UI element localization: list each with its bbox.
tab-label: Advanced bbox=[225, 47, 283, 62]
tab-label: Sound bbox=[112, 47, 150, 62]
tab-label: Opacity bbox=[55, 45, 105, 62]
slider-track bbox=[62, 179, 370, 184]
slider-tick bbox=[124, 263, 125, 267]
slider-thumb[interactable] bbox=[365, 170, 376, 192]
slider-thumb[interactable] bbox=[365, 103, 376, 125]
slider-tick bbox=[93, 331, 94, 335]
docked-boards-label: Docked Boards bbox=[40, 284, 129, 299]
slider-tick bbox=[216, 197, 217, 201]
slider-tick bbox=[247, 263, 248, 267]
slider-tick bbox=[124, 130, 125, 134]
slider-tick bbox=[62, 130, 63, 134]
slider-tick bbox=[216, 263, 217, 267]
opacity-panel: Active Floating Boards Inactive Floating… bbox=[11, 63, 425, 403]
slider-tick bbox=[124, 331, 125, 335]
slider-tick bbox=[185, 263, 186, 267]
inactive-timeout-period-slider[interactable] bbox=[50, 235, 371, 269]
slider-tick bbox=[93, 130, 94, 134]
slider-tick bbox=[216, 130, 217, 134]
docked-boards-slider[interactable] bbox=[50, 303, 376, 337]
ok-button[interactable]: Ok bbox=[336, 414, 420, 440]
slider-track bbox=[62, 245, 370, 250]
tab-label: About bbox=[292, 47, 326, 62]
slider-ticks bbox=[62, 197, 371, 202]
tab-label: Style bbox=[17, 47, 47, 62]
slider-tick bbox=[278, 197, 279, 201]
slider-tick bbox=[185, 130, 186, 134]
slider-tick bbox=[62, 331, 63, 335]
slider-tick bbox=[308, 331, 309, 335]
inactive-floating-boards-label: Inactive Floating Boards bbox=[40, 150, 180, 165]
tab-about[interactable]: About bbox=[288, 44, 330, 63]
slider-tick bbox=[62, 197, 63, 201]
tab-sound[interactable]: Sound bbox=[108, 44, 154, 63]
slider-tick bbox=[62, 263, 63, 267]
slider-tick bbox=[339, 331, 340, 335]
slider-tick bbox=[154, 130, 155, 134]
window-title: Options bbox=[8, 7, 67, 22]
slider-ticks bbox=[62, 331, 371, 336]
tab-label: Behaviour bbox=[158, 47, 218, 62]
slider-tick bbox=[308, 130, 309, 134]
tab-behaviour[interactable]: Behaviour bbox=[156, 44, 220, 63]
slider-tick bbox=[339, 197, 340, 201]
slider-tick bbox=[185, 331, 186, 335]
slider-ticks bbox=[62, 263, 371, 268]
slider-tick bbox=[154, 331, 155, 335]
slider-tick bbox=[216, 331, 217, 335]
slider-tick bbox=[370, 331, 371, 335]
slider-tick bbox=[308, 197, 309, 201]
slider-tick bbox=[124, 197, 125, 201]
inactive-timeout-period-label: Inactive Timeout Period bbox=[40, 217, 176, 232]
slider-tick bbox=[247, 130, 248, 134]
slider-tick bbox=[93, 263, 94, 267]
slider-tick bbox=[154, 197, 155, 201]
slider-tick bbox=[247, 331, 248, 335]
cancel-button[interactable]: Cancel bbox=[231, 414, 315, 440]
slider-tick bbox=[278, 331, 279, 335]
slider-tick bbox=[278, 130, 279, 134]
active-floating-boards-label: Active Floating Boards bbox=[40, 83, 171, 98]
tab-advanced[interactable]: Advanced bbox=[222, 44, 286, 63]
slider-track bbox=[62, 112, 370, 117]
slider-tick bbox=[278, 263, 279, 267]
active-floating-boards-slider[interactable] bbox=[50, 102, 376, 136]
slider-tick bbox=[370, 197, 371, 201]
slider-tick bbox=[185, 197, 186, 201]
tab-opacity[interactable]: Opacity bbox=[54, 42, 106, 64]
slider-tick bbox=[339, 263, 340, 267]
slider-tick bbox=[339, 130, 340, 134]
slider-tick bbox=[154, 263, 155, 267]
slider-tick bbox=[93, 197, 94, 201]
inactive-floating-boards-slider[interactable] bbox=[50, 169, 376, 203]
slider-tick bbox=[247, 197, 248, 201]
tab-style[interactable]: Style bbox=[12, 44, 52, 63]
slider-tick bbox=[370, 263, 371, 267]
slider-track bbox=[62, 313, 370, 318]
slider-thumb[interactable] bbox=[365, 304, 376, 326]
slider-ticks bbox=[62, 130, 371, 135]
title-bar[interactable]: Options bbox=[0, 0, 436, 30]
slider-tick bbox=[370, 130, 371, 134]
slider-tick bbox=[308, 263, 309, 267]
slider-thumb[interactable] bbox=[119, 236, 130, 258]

PROMPT.
Rewrite every one of the rows above, changing "Options" to "Preferences" and leaving everything else as it is.

COMPLETE ANSWER.
UI element localization: list each with its bbox.
tab-label: Advanced bbox=[225, 47, 283, 62]
tab-label: Sound bbox=[112, 47, 150, 62]
tab-label: Opacity bbox=[55, 45, 105, 62]
slider-track bbox=[62, 179, 370, 184]
slider-tick bbox=[124, 263, 125, 267]
slider-thumb[interactable] bbox=[365, 170, 376, 192]
slider-thumb[interactable] bbox=[365, 103, 376, 125]
slider-tick bbox=[93, 331, 94, 335]
docked-boards-label: Docked Boards bbox=[40, 284, 129, 299]
slider-tick bbox=[216, 197, 217, 201]
slider-tick bbox=[247, 263, 248, 267]
slider-tick bbox=[124, 130, 125, 134]
slider-tick bbox=[62, 130, 63, 134]
slider-tick bbox=[216, 263, 217, 267]
opacity-panel: Active Floating Boards Inactive Floating… bbox=[11, 63, 425, 403]
slider-tick bbox=[124, 331, 125, 335]
slider-tick bbox=[185, 263, 186, 267]
inactive-timeout-period-slider[interactable] bbox=[50, 235, 371, 269]
slider-tick bbox=[93, 130, 94, 134]
slider-tick bbox=[216, 130, 217, 134]
docked-boards-slider[interactable] bbox=[50, 303, 376, 337]
ok-button[interactable]: Ok bbox=[336, 414, 420, 440]
slider-track bbox=[62, 245, 370, 250]
tab-label: About bbox=[292, 47, 326, 62]
slider-ticks bbox=[62, 197, 371, 202]
tab-label: Style bbox=[17, 47, 47, 62]
slider-tick bbox=[278, 197, 279, 201]
slider-tick bbox=[185, 130, 186, 134]
slider-tick bbox=[62, 331, 63, 335]
slider-tick bbox=[308, 331, 309, 335]
inactive-floating-boards-label: Inactive Floating Boards bbox=[40, 150, 180, 165]
tab-about[interactable]: About bbox=[288, 44, 330, 63]
slider-tick bbox=[62, 197, 63, 201]
tab-sound[interactable]: Sound bbox=[108, 44, 154, 63]
slider-tick bbox=[62, 263, 63, 267]
slider-tick bbox=[339, 331, 340, 335]
slider-tick bbox=[154, 130, 155, 134]
window-title: Preferences bbox=[8, 7, 67, 22]
slider-ticks bbox=[62, 331, 371, 336]
tab-label: Behaviour bbox=[158, 47, 218, 62]
slider-tick bbox=[308, 130, 309, 134]
tab-behaviour[interactable]: Behaviour bbox=[156, 44, 220, 63]
slider-tick bbox=[339, 197, 340, 201]
slider-tick bbox=[185, 331, 186, 335]
slider-ticks bbox=[62, 263, 371, 268]
slider-tick bbox=[154, 331, 155, 335]
slider-tick bbox=[216, 331, 217, 335]
slider-tick bbox=[370, 331, 371, 335]
slider-tick bbox=[308, 197, 309, 201]
slider-tick bbox=[124, 197, 125, 201]
inactive-timeout-period-label: Inactive Timeout Period bbox=[40, 217, 176, 232]
slider-tick bbox=[247, 130, 248, 134]
slider-tick bbox=[93, 263, 94, 267]
slider-tick bbox=[154, 197, 155, 201]
slider-tick bbox=[247, 331, 248, 335]
cancel-button[interactable]: Cancel bbox=[231, 414, 315, 440]
slider-tick bbox=[278, 331, 279, 335]
slider-tick bbox=[278, 130, 279, 134]
active-floating-boards-label: Active Floating Boards bbox=[40, 83, 171, 98]
tab-advanced[interactable]: Advanced bbox=[222, 44, 286, 63]
slider-track bbox=[62, 112, 370, 117]
slider-tick bbox=[278, 263, 279, 267]
active-floating-boards-slider[interactable] bbox=[50, 102, 376, 136]
slider-tick bbox=[370, 197, 371, 201]
slider-tick bbox=[185, 197, 186, 201]
tab-opacity[interactable]: Opacity bbox=[54, 42, 106, 64]
slider-tick bbox=[339, 263, 340, 267]
slider-tick bbox=[339, 130, 340, 134]
slider-tick bbox=[154, 263, 155, 267]
slider-tick bbox=[93, 197, 94, 201]
inactive-floating-boards-slider[interactable] bbox=[50, 169, 376, 203]
slider-tick bbox=[247, 197, 248, 201]
tab-style[interactable]: Style bbox=[12, 44, 52, 63]
slider-tick bbox=[370, 263, 371, 267]
slider-track bbox=[62, 313, 370, 318]
slider-thumb[interactable] bbox=[365, 304, 376, 326]
slider-ticks bbox=[62, 130, 371, 135]
title-bar[interactable]: Preferences bbox=[0, 0, 436, 30]
slider-tick bbox=[370, 130, 371, 134]
slider-tick bbox=[308, 263, 309, 267]
slider-thumb[interactable] bbox=[119, 236, 130, 258]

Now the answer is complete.